- **Texto fornecido**:
________________________
Rita Silva afirma que o número de despejos está a aumentar, e com isso cresce também o número de famílias que não têm uma alternativa habitacional – como é o caso desta família, que, de acordo com a investigadora, “procurou anos e anos para ter acesso a uma outra habitação, uma renda que conseguisse pagar. Procurou junto da Câmara e da Santa Casa [Misericórdia]. Não há ninguém que lhe desse a mão”.
A Agência Lusa contactou a Santa Casa da Misericórdia de Lisboa. A instituição indica que está a “acompanhar a situação do agregado em causa” e que procurou encontrar “uma solução de resposta de emergência, perante a iminência da execução da ação despejo”.
“A Santa Casa procurou ainda sensibilizar a família para a importância da procura ativa de alternativas habitacionais, mostrando total disponibilidade na ajuda a esse processo, ao qual o agregado não se mostrou recetivo, aludindo ter uma rede de apoio de familiares e amigos que o ajudariam nessa resposta. A Santa Casa colocou ainda a hipótese à família de uma eventual resposta de ERPI [Estrutura Residencial para Pessoas Idosas] para a pessoa mais idosa do agregado, que foi recusada pela senhora Alcina”. Declarações da Santa Casa da Misericórdia de Lisboa à agência Lusa.
Confrontada com esta resposta, Rita Silva considerou que a solução da Santa Casa “não é digna”, uma vez que separa a família. “Despejar uma pessoa num lar não é uma solução. Eles querem é uma casa e uma renda que possam pagar.”
________________________
- **Material fornecido**:
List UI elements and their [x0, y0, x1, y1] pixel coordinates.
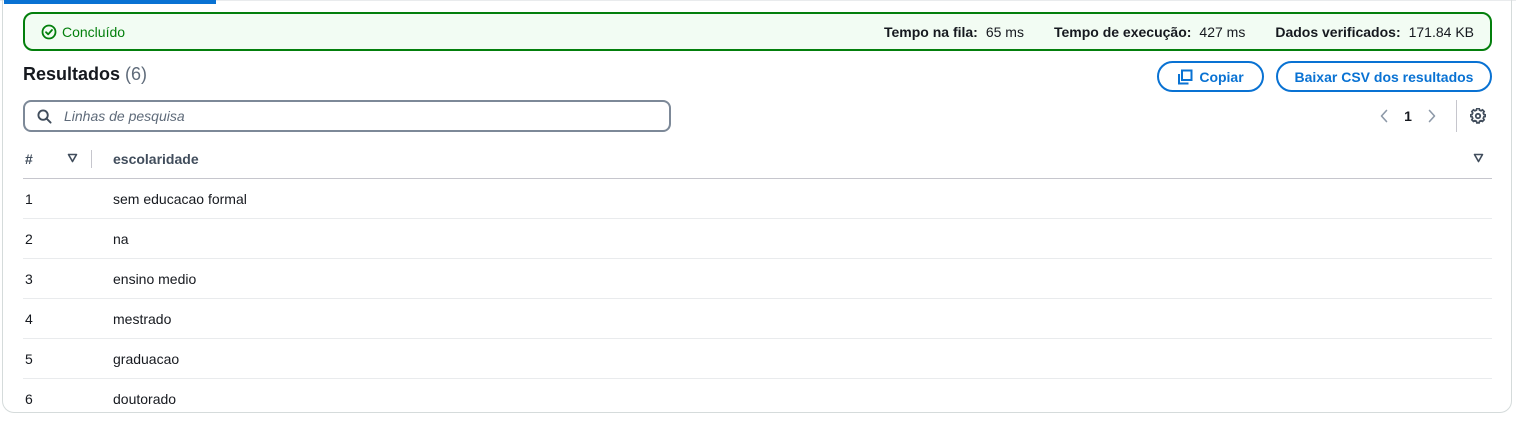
copy-icon: [1178, 69, 1193, 84]
copy-button[interactable]: Copiar: [1157, 61, 1264, 92]
results-table: # escolaridade 1 sem educacao formal 2 n…: [23, 140, 1492, 418]
column-header-escolaridade[interactable]: escolaridade: [113, 151, 199, 167]
table-row: 3 ensino medio: [23, 259, 1492, 299]
download-csv-label: Baixar CSV dos resultados: [1294, 68, 1474, 85]
stat-label: Tempo de execução:: [1053, 23, 1192, 40]
stat-execution-time: Tempo de execução: 427 ms: [1054, 24, 1245, 40]
query-stats: Tempo na fila: 65 ms Tempo de execução: …: [854, 24, 1474, 40]
search-icon: [37, 108, 52, 124]
pagination: 1: [1372, 104, 1444, 128]
table-settings-button[interactable]: [1468, 106, 1488, 126]
column-header-index: #: [25, 151, 33, 167]
table-row: 5 graduacao: [23, 339, 1492, 379]
stat-data-scanned: Dados verificados: 171.84 KB: [1275, 24, 1474, 40]
next-page-button[interactable]: [1420, 104, 1444, 128]
table-header: # escolaridade: [23, 140, 1492, 179]
cell-escolaridade: na: [113, 231, 129, 247]
status-indicator: Concluído: [41, 24, 125, 40]
check-circle-icon: [41, 24, 57, 39]
search-field[interactable]: [23, 100, 671, 132]
row-index: 5: [25, 351, 33, 367]
column-resizer[interactable]: [91, 150, 92, 168]
cell-escolaridade: ensino medio: [113, 271, 197, 287]
chevron-left-icon: [1380, 109, 1388, 123]
copy-button-label: Copiar: [1199, 68, 1244, 85]
table-row: 1 sem educacao formal: [23, 179, 1492, 219]
row-index: 2: [25, 231, 33, 247]
stat-value: 171.84 KB: [1408, 23, 1474, 40]
table-row: 2 na: [23, 219, 1492, 259]
search-input[interactable]: [62, 107, 626, 125]
table-row: 4 mestrado: [23, 299, 1492, 339]
current-page-number[interactable]: 1: [1396, 108, 1420, 124]
table-row: 6 doutorado: [23, 379, 1492, 418]
stat-label: Dados verificados:: [1275, 23, 1401, 40]
stat-queue-time: Tempo na fila: 65 ms: [884, 24, 1024, 40]
download-csv-button[interactable]: Baixar CSV dos resultados: [1276, 61, 1492, 92]
cell-escolaridade: doutorado: [113, 391, 177, 407]
results-heading: Resultados (6): [23, 64, 147, 85]
query-status-bar: Concluído Tempo na fila: 65 ms Tempo de …: [23, 12, 1492, 51]
row-index: 4: [25, 311, 33, 327]
cell-escolaridade: graduacao: [113, 351, 180, 367]
stat-label: Tempo na fila:: [883, 23, 978, 40]
gear-icon: [1470, 108, 1486, 124]
cell-escolaridade: mestrado: [113, 311, 172, 327]
cell-escolaridade: sem educacao formal: [113, 191, 247, 207]
stat-value: 65 ms: [985, 23, 1024, 40]
previous-page-button[interactable]: [1372, 104, 1396, 128]
results-count: (6): [125, 64, 148, 84]
results-title: Resultados: [23, 64, 121, 84]
row-index: 1: [25, 191, 33, 207]
chevron-right-icon: [1428, 109, 1436, 123]
sort-caret-down-icon[interactable]: [1473, 153, 1484, 163]
pagination-divider: [1456, 100, 1457, 132]
stat-value: 427 ms: [1199, 23, 1246, 40]
row-index: 6: [25, 391, 33, 407]
row-index: 3: [25, 271, 33, 287]
sort-caret-down-icon[interactable]: [67, 153, 78, 163]
status-label: Concluído: [62, 23, 126, 40]
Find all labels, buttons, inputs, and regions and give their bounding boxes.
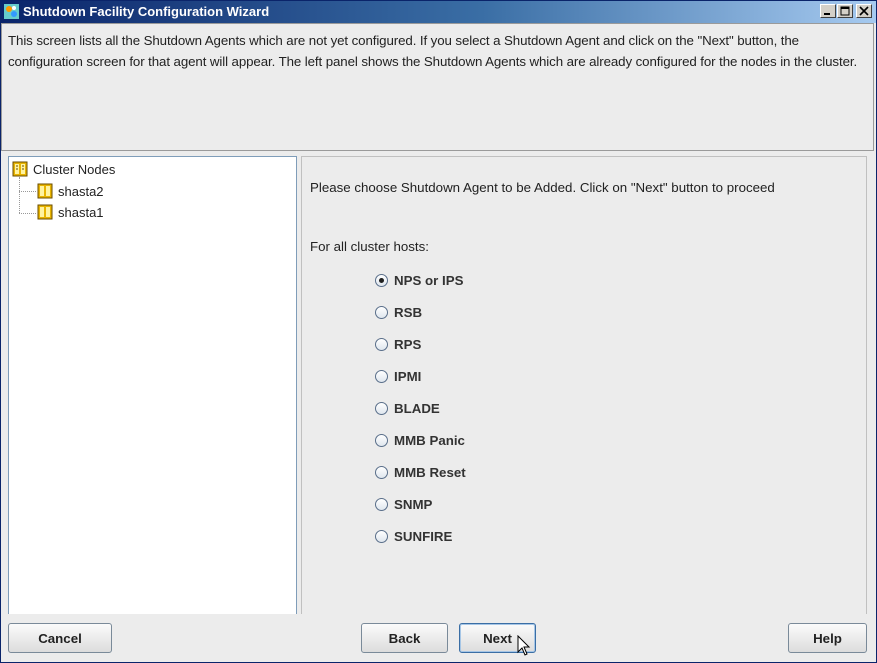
tree-connector — [19, 213, 36, 214]
description-text: This screen lists all the Shutdown Agent… — [1, 23, 874, 151]
maximize-icon — [840, 6, 850, 16]
maximize-button[interactable] — [837, 4, 853, 18]
wizard-window: Shutdown Facility Configuration Wizard T… — [0, 0, 877, 663]
book-icon — [12, 161, 28, 177]
radio-icon — [375, 370, 388, 383]
minimize-button[interactable] — [820, 4, 836, 18]
tree-node-label: shasta1 — [58, 204, 104, 220]
radio-rsb[interactable]: RSB — [375, 305, 422, 320]
tree-node-shasta1[interactable]: shasta1 — [37, 204, 104, 220]
radio-label: SNMP — [394, 497, 433, 512]
radio-label: RPS — [394, 337, 422, 352]
radio-rps[interactable]: RPS — [375, 337, 421, 352]
close-icon — [859, 6, 869, 16]
minimize-icon — [824, 13, 830, 15]
radio-selected-icon — [375, 274, 388, 287]
book-icon — [37, 204, 53, 220]
radio-ipmi[interactable]: IPMI — [375, 369, 421, 384]
instruction-text: Please choose Shutdown Agent to be Added… — [310, 180, 775, 195]
tree-node-shasta2[interactable]: shasta2 — [37, 183, 104, 199]
button-bar: Cancel Back Next Help — [1, 614, 876, 662]
radio-icon — [375, 338, 388, 351]
radio-label: MMB Panic — [394, 433, 465, 448]
radio-label: IPMI — [394, 369, 422, 384]
radio-label: BLADE — [394, 401, 440, 416]
cluster-app-icon — [4, 4, 19, 19]
tree-connector — [19, 191, 36, 192]
radio-label: NPS or IPS — [394, 273, 464, 288]
radio-blade[interactable]: BLADE — [375, 401, 440, 416]
radio-sunfire[interactable]: SUNFIRE — [375, 529, 452, 544]
radio-icon — [375, 306, 388, 319]
radio-nps-or-ips[interactable]: NPS or IPS — [375, 273, 463, 288]
hosts-label: For all cluster hosts: — [310, 239, 429, 254]
radio-label: MMB Reset — [394, 465, 466, 480]
tree-node-label: shasta2 — [58, 183, 104, 199]
radio-icon — [375, 434, 388, 447]
tree-connector — [19, 177, 20, 213]
tree-root-cluster-nodes[interactable]: Cluster Nodes — [12, 161, 115, 177]
radio-mmb-panic[interactable]: MMB Panic — [375, 433, 465, 448]
close-button[interactable] — [856, 4, 872, 18]
radio-mmb-reset[interactable]: MMB Reset — [375, 465, 466, 480]
cluster-tree[interactable]: Cluster Nodes shasta2 shasta1 — [8, 156, 297, 636]
radio-label: SUNFIRE — [394, 529, 453, 544]
agent-selection-panel: Please choose Shutdown Agent to be Added… — [301, 156, 867, 636]
book-icon — [37, 183, 53, 199]
radio-icon — [375, 530, 388, 543]
radio-label: RSB — [394, 305, 423, 320]
title-bar[interactable]: Shutdown Facility Configuration Wizard — [1, 1, 876, 23]
tree-root-label: Cluster Nodes — [33, 161, 116, 177]
radio-snmp[interactable]: SNMP — [375, 497, 432, 512]
radio-icon — [375, 466, 388, 479]
radio-icon — [375, 402, 388, 415]
back-button[interactable]: Back — [361, 623, 448, 653]
cancel-button[interactable]: Cancel — [8, 623, 112, 653]
window-title: Shutdown Facility Configuration Wizard — [23, 4, 270, 19]
help-button[interactable]: Help — [788, 623, 867, 653]
mouse-cursor-icon — [517, 635, 531, 656]
radio-icon — [375, 498, 388, 511]
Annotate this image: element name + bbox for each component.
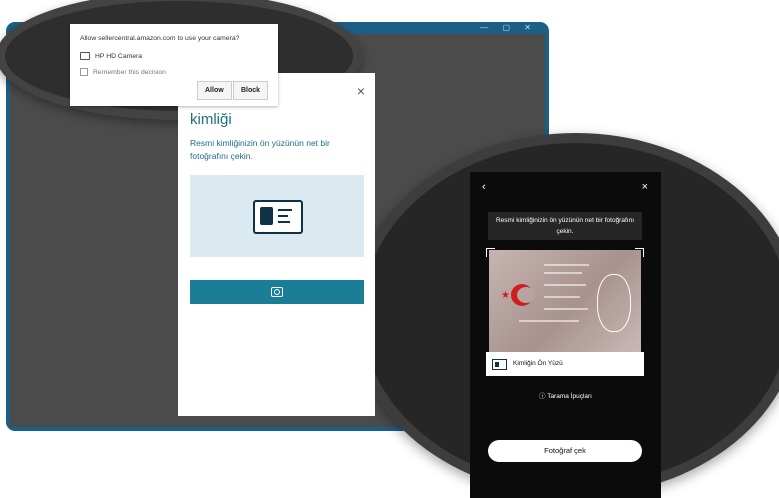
close-icon[interactable]: ×	[357, 83, 365, 99]
camera-permission-prompt: Allow sellercentral.amazon.com to use yo…	[70, 24, 278, 106]
close-icon[interactable]: ×	[642, 181, 648, 193]
remember-label: Remember this decision	[93, 68, 166, 76]
id-card-icon	[253, 200, 303, 234]
checkbox-icon[interactable]	[80, 68, 88, 76]
modal-heading: kimliği	[190, 111, 232, 128]
id-illustration	[190, 175, 364, 257]
take-photo-button[interactable]: Fotoğraf çek	[488, 440, 642, 462]
instruction-banner: Resmi kimliğinizin ön yüzünün net bir fo…	[488, 212, 642, 240]
camera-name: HP HD Camera	[95, 52, 143, 60]
camera-icon	[271, 287, 283, 297]
id-card-preview: ★	[489, 250, 641, 352]
id-card-icon	[492, 359, 507, 370]
back-icon[interactable]: ‹	[482, 181, 486, 193]
remember-checkbox[interactable]: Remember this decision	[80, 68, 166, 76]
camera-option[interactable]: HP HD Camera	[80, 52, 142, 60]
modal-description: Resmi kimliğinizin ön yüzünün net bir fo…	[190, 138, 330, 161]
prompt-title: Allow sellercentral.amazon.com to use yo…	[80, 35, 240, 42]
allow-button[interactable]: Allow	[197, 81, 232, 100]
id-capture-modal: × kimliği Resmi kimliğinizin ön yüzünün …	[178, 73, 375, 416]
scan-tips-link[interactable]: ⓘ Tarama İpuçları	[470, 390, 661, 400]
card-side-label: Kimliğin Ön Yüzü	[486, 352, 644, 376]
mobile-capture-screen: ‹ × Resmi kimliğinizin ön yüzünün net bi…	[470, 172, 661, 498]
camera-icon	[80, 52, 90, 60]
block-button[interactable]: Block	[233, 81, 269, 100]
face-outline	[597, 274, 631, 332]
capture-button[interactable]	[190, 280, 364, 304]
window-controls[interactable]: — ▢ ✕	[480, 23, 537, 32]
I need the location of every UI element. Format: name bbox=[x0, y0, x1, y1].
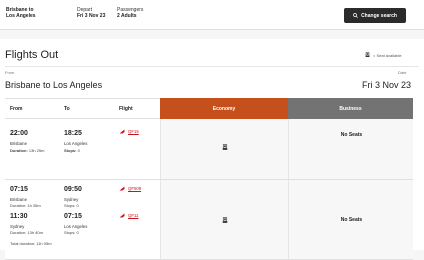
leg1-departure-place: Brisbane bbox=[10, 197, 27, 202]
business-seat-cell: No Seats bbox=[288, 119, 413, 179]
qantas-kangaroo-icon bbox=[119, 186, 125, 191]
leg2-departure-time: 11:30 bbox=[10, 213, 28, 220]
no-seats-label: No Seats bbox=[340, 132, 363, 138]
route-summary-line2: Los Angeles bbox=[6, 13, 36, 20]
stops-label: Stops: bbox=[64, 148, 77, 153]
header-economy: Economy bbox=[160, 98, 288, 119]
flight-number-link[interactable]: QF15 bbox=[128, 129, 139, 134]
departure-time: 22:00 bbox=[10, 130, 28, 137]
seat-icon bbox=[365, 52, 370, 57]
seat-legend-text: = Seat available bbox=[373, 52, 402, 58]
route-heading: Brisbane to Los Angeles bbox=[5, 80, 103, 90]
departure-place: Brisbane bbox=[10, 141, 27, 146]
duration-label: Duration: bbox=[10, 148, 28, 153]
economy-seat-cell[interactable] bbox=[160, 180, 288, 259]
flights-out-panel: Flights Out = Seat available From Date B… bbox=[0, 39, 424, 260]
depart-summary: Depart Fri 3 Nov 23 bbox=[77, 7, 105, 19]
total-duration-value: 11h 05m bbox=[36, 241, 52, 246]
header-business-label: Business bbox=[339, 105, 362, 112]
flight-details-cell: 22:00 Brisbane Duration: 13h 25m 18:25 L… bbox=[5, 119, 160, 179]
qantas-kangaroo-icon bbox=[119, 213, 125, 218]
from-label: From bbox=[5, 70, 15, 75]
leg2-arrival-place: Los Angeles bbox=[64, 224, 88, 229]
leg1-departure-time: 07:15 bbox=[10, 186, 28, 193]
leg2-departure-place: Sydney bbox=[10, 224, 25, 229]
duration-value: 13h 25m bbox=[28, 148, 45, 153]
date-heading: Fri 3 Nov 23 bbox=[362, 80, 412, 90]
arrival-time: 18:25 bbox=[64, 130, 82, 137]
seat-icon bbox=[222, 217, 228, 223]
stops-value: 0 bbox=[77, 148, 80, 153]
title-divider bbox=[5, 66, 419, 67]
leg1-stops: Stops: 0 bbox=[64, 203, 79, 208]
passengers-summary: Passengers 2 Adults bbox=[117, 7, 143, 19]
leg2-arrival-time: 07:15 bbox=[64, 213, 82, 220]
date-label: Date bbox=[398, 70, 407, 75]
economy-seat-cell[interactable] bbox=[160, 119, 288, 179]
flight-details-cell: 07:15 Brisbane Duration: 1h 35m 09:50 Sy… bbox=[5, 180, 160, 259]
leg1-flight-number-link[interactable]: QF509 bbox=[128, 186, 141, 191]
header-business: Business bbox=[288, 98, 413, 119]
no-seats-label: No Seats bbox=[340, 217, 363, 223]
passengers-value: 2 Adults bbox=[117, 13, 137, 20]
stops: Stops: 0 bbox=[64, 148, 80, 153]
table-header-left: From To Flight bbox=[5, 98, 160, 119]
seat-legend: = Seat available bbox=[365, 52, 402, 58]
header-flight: Flight bbox=[119, 105, 133, 112]
qantas-kangaroo-icon bbox=[119, 129, 125, 134]
leg2-duration: Duration: 13h 40m bbox=[10, 230, 43, 235]
page-title: Flights Out bbox=[5, 49, 59, 61]
leg1-arrival-time: 09:50 bbox=[64, 186, 82, 193]
change-search-label: Change search bbox=[361, 12, 397, 19]
leg2-stops: Stops: 0 bbox=[64, 230, 79, 235]
leg1-duration: Duration: 1h 35m bbox=[10, 203, 41, 208]
duration: Duration: 13h 25m bbox=[10, 148, 44, 153]
route-summary: Brisbane to Los Angeles bbox=[6, 7, 36, 19]
table-row: 07:15 Brisbane Duration: 1h 35m 09:50 Sy… bbox=[5, 180, 413, 260]
table-row: 22:00 Brisbane Duration: 13h 25m 18:25 L… bbox=[5, 119, 413, 180]
change-search-button[interactable]: Change search bbox=[344, 8, 406, 23]
flight-results-table: From To Flight Economy Business 22:00 Br… bbox=[5, 98, 413, 260]
header-from: From bbox=[10, 105, 23, 112]
total-duration-label: Total duration: bbox=[10, 241, 36, 246]
business-seat-cell: No Seats bbox=[288, 180, 413, 259]
leg1-arrival-place: Sydney bbox=[64, 197, 79, 202]
header-economy-label: Economy bbox=[212, 105, 236, 112]
header-to: To bbox=[64, 105, 70, 112]
seat-icon bbox=[222, 144, 228, 150]
search-icon bbox=[353, 13, 358, 18]
search-summary-bar: Brisbane to Los Angeles Depart Fri 3 Nov… bbox=[0, 0, 424, 30]
depart-value: Fri 3 Nov 23 bbox=[77, 13, 106, 20]
arrival-place: Los Angeles bbox=[64, 141, 88, 146]
leg2-flight-number-link[interactable]: QF11 bbox=[128, 213, 138, 218]
total-duration: Total duration: 11h 05m bbox=[10, 241, 52, 246]
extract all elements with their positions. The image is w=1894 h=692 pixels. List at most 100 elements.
________________________
- **O que vai fazer**:
A) Transcreva fielmente o trecho do texto fornecido, de "A Agência Lusa" a "à agência Lusa.".
B) No texto fornecido, que resposta a Santa Casa propôs para a pessoa mais idosa do agregado?

- **Soluções por tarefa**:
A)
A Agência Lusa contactou a Santa Casa da Misericórdia de Lisboa. A instituição indica que está a “acompanhar a situação do agregado em causa” e que procurou encontrar “uma solução de resposta de emergência, perante a iminência da execução da ação despejo”.
“A Santa Casa procurou ainda sensibilizar a família para a importância da procura ativa de alternativas habitacionais, mostrando total disponibilidade na ajuda a esse processo, ao qual o agregado não se mostrou recetivo, aludindo ter uma rede de apoio de familiares e amigos que o ajudariam nessa resposta. A Santa Casa colocou ainda a hipótese à família de uma eventual resposta de ERPI [Estrutura Residencial para Pessoas Idosas] para a pessoa mais idosa do agregado, que foi recusada pela senhora Alcina”. Declarações da Santa Casa da Misericórdia de Lisboa à agência Lusa.

B) Uma eventual resposta de ERPI (Estrutura Residencial para Pessoas Idosas).